◆ Stated problem:
From the listing below, extract each line containing the string "plus".

Data records

○ ○ ○ ○ ○ ○ ○

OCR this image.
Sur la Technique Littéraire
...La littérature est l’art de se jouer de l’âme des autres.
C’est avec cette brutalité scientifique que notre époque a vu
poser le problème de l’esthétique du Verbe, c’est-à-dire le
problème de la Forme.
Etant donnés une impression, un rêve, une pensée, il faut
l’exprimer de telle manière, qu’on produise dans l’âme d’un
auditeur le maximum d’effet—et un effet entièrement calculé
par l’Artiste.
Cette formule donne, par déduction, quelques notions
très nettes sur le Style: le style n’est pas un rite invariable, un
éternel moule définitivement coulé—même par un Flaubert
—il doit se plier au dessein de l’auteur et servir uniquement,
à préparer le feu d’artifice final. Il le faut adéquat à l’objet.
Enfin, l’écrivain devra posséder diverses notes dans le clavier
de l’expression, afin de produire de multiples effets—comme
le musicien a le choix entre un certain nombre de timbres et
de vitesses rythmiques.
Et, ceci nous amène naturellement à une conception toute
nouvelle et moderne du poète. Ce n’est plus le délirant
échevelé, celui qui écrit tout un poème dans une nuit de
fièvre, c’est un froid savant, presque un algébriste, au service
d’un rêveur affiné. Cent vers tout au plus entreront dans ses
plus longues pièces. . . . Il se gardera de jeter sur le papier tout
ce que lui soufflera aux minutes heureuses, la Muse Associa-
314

○ ○ ○ ○ ○ ○ ○

◆ Output of the exercise:
nouvelle et moderne du poète. Ce n’est plus le délirant
d’un rêveur affiné. Cent vers tout au plus entreront dans ses
plus longues pièces. . . . Il se gardera de jeter sur le papier tout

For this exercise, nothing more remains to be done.